EXERCISE PROMPT -> Output every entry exactly as given.

— Begin MATERIAL FOR THE TASK —

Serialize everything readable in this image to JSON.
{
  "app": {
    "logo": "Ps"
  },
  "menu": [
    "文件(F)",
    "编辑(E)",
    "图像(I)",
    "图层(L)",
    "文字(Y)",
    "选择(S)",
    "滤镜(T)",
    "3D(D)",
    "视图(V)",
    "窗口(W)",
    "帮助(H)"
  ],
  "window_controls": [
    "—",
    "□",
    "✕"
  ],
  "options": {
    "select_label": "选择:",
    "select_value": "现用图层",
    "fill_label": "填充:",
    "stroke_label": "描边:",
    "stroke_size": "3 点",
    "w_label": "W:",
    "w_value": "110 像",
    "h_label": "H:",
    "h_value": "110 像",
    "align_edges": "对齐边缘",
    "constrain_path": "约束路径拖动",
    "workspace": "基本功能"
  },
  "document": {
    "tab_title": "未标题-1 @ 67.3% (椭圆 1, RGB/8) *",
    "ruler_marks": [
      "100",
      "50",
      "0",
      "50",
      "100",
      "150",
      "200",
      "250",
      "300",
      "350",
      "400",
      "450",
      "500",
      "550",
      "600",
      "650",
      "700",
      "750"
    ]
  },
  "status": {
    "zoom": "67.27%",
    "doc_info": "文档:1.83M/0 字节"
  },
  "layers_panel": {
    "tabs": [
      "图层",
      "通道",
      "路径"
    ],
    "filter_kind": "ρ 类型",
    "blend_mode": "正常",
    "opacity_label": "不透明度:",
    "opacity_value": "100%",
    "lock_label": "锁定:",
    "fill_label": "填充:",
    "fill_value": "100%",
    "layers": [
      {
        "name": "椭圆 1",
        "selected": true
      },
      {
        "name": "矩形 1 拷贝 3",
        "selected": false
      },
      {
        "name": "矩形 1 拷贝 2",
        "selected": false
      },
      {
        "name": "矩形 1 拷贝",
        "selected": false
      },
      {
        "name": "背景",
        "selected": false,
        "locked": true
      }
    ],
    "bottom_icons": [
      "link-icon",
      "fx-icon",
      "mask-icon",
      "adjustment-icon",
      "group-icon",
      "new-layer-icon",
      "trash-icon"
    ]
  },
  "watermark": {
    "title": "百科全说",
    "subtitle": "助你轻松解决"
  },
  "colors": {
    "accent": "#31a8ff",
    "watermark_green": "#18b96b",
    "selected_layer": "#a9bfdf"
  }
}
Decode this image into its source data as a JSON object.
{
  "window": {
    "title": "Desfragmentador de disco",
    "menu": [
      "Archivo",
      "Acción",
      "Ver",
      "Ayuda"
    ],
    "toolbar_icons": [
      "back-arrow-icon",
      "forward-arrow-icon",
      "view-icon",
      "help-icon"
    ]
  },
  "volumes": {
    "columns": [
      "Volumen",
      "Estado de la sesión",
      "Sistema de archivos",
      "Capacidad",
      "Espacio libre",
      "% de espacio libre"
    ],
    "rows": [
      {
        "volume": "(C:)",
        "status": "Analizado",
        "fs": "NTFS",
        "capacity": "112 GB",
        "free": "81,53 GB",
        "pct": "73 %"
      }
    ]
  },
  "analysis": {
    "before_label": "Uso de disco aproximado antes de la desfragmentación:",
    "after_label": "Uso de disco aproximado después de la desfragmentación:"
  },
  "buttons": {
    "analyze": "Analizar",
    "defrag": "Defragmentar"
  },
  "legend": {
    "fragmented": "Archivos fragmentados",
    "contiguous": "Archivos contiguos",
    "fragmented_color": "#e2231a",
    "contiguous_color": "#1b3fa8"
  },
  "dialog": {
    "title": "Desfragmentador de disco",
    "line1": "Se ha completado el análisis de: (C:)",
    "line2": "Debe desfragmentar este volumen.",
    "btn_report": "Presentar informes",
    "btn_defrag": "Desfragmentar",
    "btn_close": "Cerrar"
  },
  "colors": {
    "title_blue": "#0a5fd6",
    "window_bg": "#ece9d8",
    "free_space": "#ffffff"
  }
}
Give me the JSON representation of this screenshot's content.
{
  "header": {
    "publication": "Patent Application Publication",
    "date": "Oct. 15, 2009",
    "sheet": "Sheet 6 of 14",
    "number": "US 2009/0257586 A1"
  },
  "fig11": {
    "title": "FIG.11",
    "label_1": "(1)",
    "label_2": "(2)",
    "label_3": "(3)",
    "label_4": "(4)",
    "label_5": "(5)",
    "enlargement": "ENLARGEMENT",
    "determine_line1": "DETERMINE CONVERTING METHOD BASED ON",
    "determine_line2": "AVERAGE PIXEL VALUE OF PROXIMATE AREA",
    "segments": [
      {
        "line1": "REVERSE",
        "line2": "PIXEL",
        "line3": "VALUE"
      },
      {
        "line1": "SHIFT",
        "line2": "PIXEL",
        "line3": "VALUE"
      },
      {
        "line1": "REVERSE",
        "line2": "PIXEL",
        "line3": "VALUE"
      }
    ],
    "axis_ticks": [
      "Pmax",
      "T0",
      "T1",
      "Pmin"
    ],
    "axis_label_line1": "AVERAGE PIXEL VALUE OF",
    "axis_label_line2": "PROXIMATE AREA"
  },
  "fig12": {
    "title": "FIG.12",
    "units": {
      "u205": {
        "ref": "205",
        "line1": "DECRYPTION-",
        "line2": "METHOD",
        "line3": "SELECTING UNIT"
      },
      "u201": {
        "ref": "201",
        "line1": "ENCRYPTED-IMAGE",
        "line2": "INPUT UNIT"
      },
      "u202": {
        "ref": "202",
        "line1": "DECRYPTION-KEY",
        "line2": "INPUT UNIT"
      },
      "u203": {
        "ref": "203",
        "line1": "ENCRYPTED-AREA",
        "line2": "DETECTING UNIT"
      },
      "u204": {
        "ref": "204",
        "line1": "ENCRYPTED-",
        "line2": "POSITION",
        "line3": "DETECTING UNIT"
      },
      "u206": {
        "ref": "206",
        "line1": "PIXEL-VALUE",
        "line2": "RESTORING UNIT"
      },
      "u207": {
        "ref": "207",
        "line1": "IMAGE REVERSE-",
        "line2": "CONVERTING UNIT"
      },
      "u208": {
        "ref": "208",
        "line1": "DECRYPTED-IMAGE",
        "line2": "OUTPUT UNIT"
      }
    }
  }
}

— End MATERIAL FOR THE TASK —

WRITTEN SOLUTION ->
Serialize everything readable in this image to JSON.
{
  "app": {
    "logo": "Ps"
  },
  "menu": [
    "文件(F)",
    "编辑(E)",
    "图像(I)",
    "图层(L)",
    "文字(Y)",
    "选择(S)",
    "滤镜(T)",
    "3D(D)",
    "视图(V)",
    "窗口(W)",
    "帮助(H)"
  ],
  "window_controls": [
    "—",
    "□",
    "✕"
  ],
  "options": {
    "select_label": "选择:",
    "select_value": "现用图层",
    "fill_label": "填充:",
    "stroke_label": "描边:",
    "stroke_size": "3 点",
    "w_label": "W:",
    "w_value": "110 像",
    "h_label": "H:",
    "h_value": "110 像",
    "align_edges": "对齐边缘",
    "constrain_path": "约束路径拖动",
    "workspace": "基本功能"
  },
  "document": {
    "tab_title": "未标题-1 @ 67.3% (椭圆 1, RGB/8) *",
    "ruler_marks": [
      "100",
      "50",
      "0",
      "50",
      "100",
      "150",
      "200",
      "250",
      "300",
      "350",
      "400",
      "450",
      "500",
      "550",
      "600",
      "650",
      "700",
      "750"
    ]
  },
  "status": {
    "zoom": "67.27%",
    "doc_info": "文档:1.83M/0 字节"
  },
  "layers_panel": {
    "tabs": [
      "图层",
      "通道",
      "路径"
    ],
    "filter_kind": "ρ 类型",
    "blend_mode": "正常",
    "opacity_label": "不透明度:",
    "opacity_value": "100%",
    "lock_label": "锁定:",
    "fill_label": "填充:",
    "fill_value": "100%",
    "layers": [
      {
        "name": "椭圆 1",
        "selected": true
      },
      {
        "name": "矩形 1 拷贝 3",
        "selected": false
      },
      {
        "name": "矩形 1 拷贝 2",
        "selected": false
      },
      {
        "name": "矩形 1 拷贝",
        "selected": false
      },
      {
        "name": "背景",
        "selected": false,
        "locked": true
      }
    ],
    "bottom_icons": [
      "link-icon",
      "fx-icon",
      "mask-icon",
      "adjustment-icon",
      "group-icon",
      "new-layer-icon",
      "trash-icon"
    ]
  },
  "watermark": {
    "title": "百科全说",
    "subtitle": "助你轻松解决"
  },
  "colors": {
    "accent": "#31a8ff",
    "watermark_green": "#18b96b",
    "selected_layer": "#a9bfdf"
  }
}
Decode this image into its source data as a JSON object.
{
  "window": {
    "title": "Desfragmentador de disco",
    "menu": [
      "Archivo",
      "Acción",
      "Ver",
      "Ayuda"
    ],
    "toolbar_icons": [
      "back-arrow-icon",
      "forward-arrow-icon",
      "view-icon",
      "help-icon"
    ]
  },
  "volumes": {
    "columns": [
      "Volumen",
      "Estado de la sesión",
      "Sistema de archivos",
      "Capacidad",
      "Espacio libre",
      "% de espacio libre"
    ],
    "rows": [
      {
        "volume": "(C:)",
        "status": "Analizado",
        "fs": "NTFS",
        "capacity": "112 GB",
        "free": "81,53 GB",
        "pct": "73 %"
      }
    ]
  },
  "analysis": {
    "before_label": "Uso de disco aproximado antes de la desfragmentación:",
    "after_label": "Uso de disco aproximado después de la desfragmentación:"
  },
  "buttons": {
    "analyze": "Analizar",
    "defrag": "Defragmentar"
  },
  "legend": {
    "fragmented": "Archivos fragmentados",
    "contiguous": "Archivos contiguos",
    "fragmented_color": "#e2231a",
    "contiguous_color": "#1b3fa8"
  },
  "dialog": {
    "title": "Desfragmentador de disco",
    "line1": "Se ha completado el análisis de: (C:)",
    "line2": "Debe desfragmentar este volumen.",
    "btn_report": "Presentar informes",
    "btn_defrag": "Desfragmentar",
    "btn_close": "Cerrar"
  },
  "colors": {
    "title_blue": "#0a5fd6",
    "window_bg": "#ece9d8",
    "free_space": "#ffffff"
  }
}
Give me the JSON representation of this screenshot's content.
{
  "header": {
    "publication": "Patent Application Publication",
    "date": "Oct. 15, 2009",
    "sheet": "Sheet 6 of 14",
    "number": "US 2009/0257586 A1"
  },
  "fig11": {
    "title": "FIG.11",
    "label_1": "(1)",
    "label_2": "(2)",
    "label_3": "(3)",
    "label_4": "(4)",
    "label_5": "(5)",
    "enlargement": "ENLARGEMENT",
    "determine_line1": "DETERMINE CONVERTING METHOD BASED ON",
    "determine_line2": "AVERAGE PIXEL VALUE OF PROXIMATE AREA",
    "segments": [
      {
        "line1": "REVERSE",
        "line2": "PIXEL",
        "line3": "VALUE"
      },
      {
        "line1": "SHIFT",
        "line2": "PIXEL",
        "line3": "VALUE"
      },
      {
        "line1": "REVERSE",
        "line2": "PIXEL",
        "line3": "VALUE"
      }
    ],
    "axis_ticks": [
      "Pmax",
      "T0",
      "T1",
      "Pmin"
    ],
    "axis_label_line1": "AVERAGE PIXEL VALUE OF",
    "axis_label_line2": "PROXIMATE AREA"
  },
  "fig12": {
    "title": "FIG.12",
    "units": {
      "u205": {
        "ref": "205",
        "line1": "DECRYPTION-",
        "line2": "METHOD",
        "line3": "SELECTING UNIT"
      },
      "u201": {
        "ref": "201",
        "line1": "ENCRYPTED-IMAGE",
        "line2": "INPUT UNIT"
      },
      "u202": {
        "ref": "202",
        "line1": "DECRYPTION-KEY",
        "line2": "INPUT UNIT"
      },
      "u203": {
        "ref": "203",
        "line1": "ENCRYPTED-AREA",
        "line2": "DETECTING UNIT"
      },
      "u204": {
        "ref": "204",
        "line1": "ENCRYPTED-",
        "line2": "POSITION",
        "line3": "DETECTING UNIT"
      },
      "u206": {
        "ref": "206",
        "line1": "PIXEL-VALUE",
        "line2": "RESTORING UNIT"
      },
      "u207": {
        "ref": "207",
        "line1": "IMAGE REVERSE-",
        "line2": "CONVERTING UNIT"
      },
      "u208": {
        "ref": "208",
        "line1": "DECRYPTED-IMAGE",
        "line2": "OUTPUT UNIT"
      }
    }
  }
}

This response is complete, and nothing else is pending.